■ **WHAT TO PRODUCE**
From the line containing "Extract all readable text from this page." down to the last line of the records below, copy every line exactly. Leave out everything before it.

■ **DATA SUPPLIED**
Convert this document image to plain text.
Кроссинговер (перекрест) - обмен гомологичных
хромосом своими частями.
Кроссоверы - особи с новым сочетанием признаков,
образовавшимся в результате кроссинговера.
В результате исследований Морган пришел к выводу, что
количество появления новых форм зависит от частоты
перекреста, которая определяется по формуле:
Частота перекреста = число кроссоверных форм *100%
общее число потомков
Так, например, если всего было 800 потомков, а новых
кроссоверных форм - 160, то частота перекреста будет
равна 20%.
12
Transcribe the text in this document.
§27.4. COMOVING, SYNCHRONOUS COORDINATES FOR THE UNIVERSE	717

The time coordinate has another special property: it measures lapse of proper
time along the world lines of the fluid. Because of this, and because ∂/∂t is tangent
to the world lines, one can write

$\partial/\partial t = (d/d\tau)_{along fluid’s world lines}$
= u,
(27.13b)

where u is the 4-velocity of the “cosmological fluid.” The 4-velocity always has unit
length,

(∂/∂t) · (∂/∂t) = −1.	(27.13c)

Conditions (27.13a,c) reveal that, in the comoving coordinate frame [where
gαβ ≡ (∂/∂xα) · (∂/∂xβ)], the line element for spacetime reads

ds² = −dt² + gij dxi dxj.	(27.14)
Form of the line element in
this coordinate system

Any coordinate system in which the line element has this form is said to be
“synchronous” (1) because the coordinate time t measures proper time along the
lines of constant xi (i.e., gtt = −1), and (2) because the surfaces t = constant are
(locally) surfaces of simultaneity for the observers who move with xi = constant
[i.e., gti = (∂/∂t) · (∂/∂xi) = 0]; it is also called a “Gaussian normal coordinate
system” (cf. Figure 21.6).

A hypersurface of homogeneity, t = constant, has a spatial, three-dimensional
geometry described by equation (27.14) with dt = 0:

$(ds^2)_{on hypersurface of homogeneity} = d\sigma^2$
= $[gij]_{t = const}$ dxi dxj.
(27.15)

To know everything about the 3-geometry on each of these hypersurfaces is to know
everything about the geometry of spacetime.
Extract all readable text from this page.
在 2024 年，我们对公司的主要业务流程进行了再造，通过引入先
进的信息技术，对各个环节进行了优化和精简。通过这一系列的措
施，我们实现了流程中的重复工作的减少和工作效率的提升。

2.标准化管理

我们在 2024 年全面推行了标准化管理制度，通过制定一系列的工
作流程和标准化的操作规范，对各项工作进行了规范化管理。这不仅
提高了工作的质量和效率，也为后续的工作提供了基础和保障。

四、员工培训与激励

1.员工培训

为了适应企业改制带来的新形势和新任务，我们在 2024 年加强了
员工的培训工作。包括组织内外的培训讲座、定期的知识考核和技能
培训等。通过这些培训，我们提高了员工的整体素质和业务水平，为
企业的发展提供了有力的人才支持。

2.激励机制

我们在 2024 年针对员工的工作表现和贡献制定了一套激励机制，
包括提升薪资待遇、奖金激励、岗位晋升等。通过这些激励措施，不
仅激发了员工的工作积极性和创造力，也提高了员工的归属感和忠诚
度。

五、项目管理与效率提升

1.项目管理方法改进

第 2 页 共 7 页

■ **RESPONSE TO THIS TASK**
Extract all readable text from this page.
在 2024 年，我们对公司的主要业务流程进行了再造，通过引入先
进的信息技术，对各个环节进行了优化和精简。通过这一系列的措
施，我们实现了流程中的重复工作的减少和工作效率的提升。

2.标准化管理

我们在 2024 年全面推行了标准化管理制度，通过制定一系列的工
作流程和标准化的操作规范，对各项工作进行了规范化管理。这不仅
提高了工作的质量和效率，也为后续的工作提供了基础和保障。

四、员工培训与激励

1.员工培训

为了适应企业改制带来的新形势和新任务，我们在 2024 年加强了
员工的培训工作。包括组织内外的培训讲座、定期的知识考核和技能
培训等。通过这些培训，我们提高了员工的整体素质和业务水平，为
企业的发展提供了有力的人才支持。

2.激励机制

我们在 2024 年针对员工的工作表现和贡献制定了一套激励机制，
包括提升薪资待遇、奖金激励、岗位晋升等。通过这些激励措施，不
仅激发了员工的工作积极性和创造力，也提高了员工的归属感和忠诚
度。

五、项目管理与效率提升

1.项目管理方法改进

第 2 页 共 7 页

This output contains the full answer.